Copy each of the rows below word for word, keeping every character and line unchanged.

+===+

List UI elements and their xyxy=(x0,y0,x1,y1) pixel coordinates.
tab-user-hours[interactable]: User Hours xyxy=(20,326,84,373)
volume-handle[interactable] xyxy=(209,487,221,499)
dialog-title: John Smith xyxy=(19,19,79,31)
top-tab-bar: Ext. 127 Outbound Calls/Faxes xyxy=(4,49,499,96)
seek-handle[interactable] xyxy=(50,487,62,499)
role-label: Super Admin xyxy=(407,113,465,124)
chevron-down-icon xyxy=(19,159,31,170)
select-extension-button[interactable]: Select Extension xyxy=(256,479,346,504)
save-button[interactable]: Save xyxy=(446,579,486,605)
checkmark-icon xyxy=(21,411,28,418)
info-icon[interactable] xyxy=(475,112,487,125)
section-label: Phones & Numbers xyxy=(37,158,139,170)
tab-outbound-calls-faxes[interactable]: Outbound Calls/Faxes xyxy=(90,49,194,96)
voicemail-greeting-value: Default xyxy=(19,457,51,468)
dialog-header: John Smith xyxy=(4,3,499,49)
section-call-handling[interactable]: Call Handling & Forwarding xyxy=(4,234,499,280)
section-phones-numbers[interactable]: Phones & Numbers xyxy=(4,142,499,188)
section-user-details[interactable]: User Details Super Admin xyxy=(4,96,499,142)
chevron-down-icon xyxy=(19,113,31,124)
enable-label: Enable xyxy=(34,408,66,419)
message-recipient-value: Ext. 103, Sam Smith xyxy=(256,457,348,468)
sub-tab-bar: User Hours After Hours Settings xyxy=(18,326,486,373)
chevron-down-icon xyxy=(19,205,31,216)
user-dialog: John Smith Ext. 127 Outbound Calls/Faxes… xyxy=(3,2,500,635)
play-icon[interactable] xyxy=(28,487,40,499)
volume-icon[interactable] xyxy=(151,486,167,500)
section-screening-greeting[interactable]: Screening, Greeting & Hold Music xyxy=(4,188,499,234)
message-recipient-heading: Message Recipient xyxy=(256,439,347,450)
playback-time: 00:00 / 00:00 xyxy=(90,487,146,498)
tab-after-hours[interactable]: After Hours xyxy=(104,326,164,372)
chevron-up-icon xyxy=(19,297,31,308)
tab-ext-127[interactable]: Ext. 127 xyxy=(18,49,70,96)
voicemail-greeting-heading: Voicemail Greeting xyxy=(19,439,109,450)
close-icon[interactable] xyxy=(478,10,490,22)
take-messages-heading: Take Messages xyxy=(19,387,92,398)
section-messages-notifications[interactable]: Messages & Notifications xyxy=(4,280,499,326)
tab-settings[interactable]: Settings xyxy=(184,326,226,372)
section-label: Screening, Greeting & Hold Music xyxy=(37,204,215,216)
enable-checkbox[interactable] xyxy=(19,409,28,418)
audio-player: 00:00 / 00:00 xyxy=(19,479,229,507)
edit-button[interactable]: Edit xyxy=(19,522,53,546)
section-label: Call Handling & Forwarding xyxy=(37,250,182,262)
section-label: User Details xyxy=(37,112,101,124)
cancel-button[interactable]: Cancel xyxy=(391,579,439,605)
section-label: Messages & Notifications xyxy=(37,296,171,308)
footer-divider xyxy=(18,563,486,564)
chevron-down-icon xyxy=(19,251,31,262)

+===+

Expected answer
List UI elements and their xyxy=(x0,y0,x1,y1) pixel coordinates.
tab-user-hours[interactable]: User Hours xyxy=(20,326,84,373)
volume-handle[interactable] xyxy=(209,487,221,499)
dialog-title: John Smith xyxy=(19,19,79,31)
top-tab-bar: Ext. 127 Outbound Calls/Faxes xyxy=(4,49,499,96)
seek-handle[interactable] xyxy=(50,487,62,499)
role-label: Super Admin xyxy=(407,113,465,124)
chevron-down-icon xyxy=(19,159,31,170)
select-extension-button[interactable]: Select Extension xyxy=(256,479,346,504)
save-button[interactable]: Save xyxy=(446,579,486,605)
checkmark-icon xyxy=(21,411,28,418)
info-icon[interactable] xyxy=(475,112,487,125)
section-label: Phones & Numbers xyxy=(37,158,139,170)
tab-outbound-calls-faxes[interactable]: Outbound Calls/Faxes xyxy=(90,49,194,96)
voicemail-greeting-value: Default xyxy=(19,457,51,468)
dialog-header: John Smith xyxy=(4,3,499,49)
section-call-handling[interactable]: Call Handling & Forwarding xyxy=(4,234,499,280)
section-phones-numbers[interactable]: Phones & Numbers xyxy=(4,142,499,188)
section-user-details[interactable]: User Details Super Admin xyxy=(4,96,499,142)
chevron-down-icon xyxy=(19,113,31,124)
enable-label: Enable xyxy=(34,408,66,419)
message-recipient-value: Ext. 103, Sam Smith xyxy=(256,457,348,468)
sub-tab-bar: User Hours After Hours Settings xyxy=(18,326,486,373)
chevron-down-icon xyxy=(19,205,31,216)
user-dialog: John Smith Ext. 127 Outbound Calls/Faxes… xyxy=(3,2,500,635)
play-icon[interactable] xyxy=(28,487,40,499)
volume-icon[interactable] xyxy=(151,486,167,500)
section-screening-greeting[interactable]: Screening, Greeting & Hold Music xyxy=(4,188,499,234)
message-recipient-heading: Message Recipient xyxy=(256,439,347,450)
playback-time: 00:00 / 00:00 xyxy=(90,487,146,498)
tab-after-hours[interactable]: After Hours xyxy=(104,326,164,372)
chevron-up-icon xyxy=(19,297,31,308)
tab-ext-127[interactable]: Ext. 127 xyxy=(18,49,70,96)
voicemail-greeting-heading: Voicemail Greeting xyxy=(19,439,109,450)
close-icon[interactable] xyxy=(478,10,490,22)
take-messages-heading: Take Messages xyxy=(19,387,92,398)
section-messages-notifications[interactable]: Messages & Notifications xyxy=(4,280,499,326)
tab-settings[interactable]: Settings xyxy=(184,326,226,372)
section-label: Screening, Greeting & Hold Music xyxy=(37,204,215,216)
enable-checkbox[interactable] xyxy=(19,409,28,418)
audio-player: 00:00 / 00:00 xyxy=(19,479,229,507)
edit-button[interactable]: Edit xyxy=(19,522,53,546)
section-label: Call Handling & Forwarding xyxy=(37,250,182,262)
section-label: User Details xyxy=(37,112,101,124)
cancel-button[interactable]: Cancel xyxy=(391,579,439,605)
section-label: Messages & Notifications xyxy=(37,296,171,308)
footer-divider xyxy=(18,563,486,564)
chevron-down-icon xyxy=(19,251,31,262)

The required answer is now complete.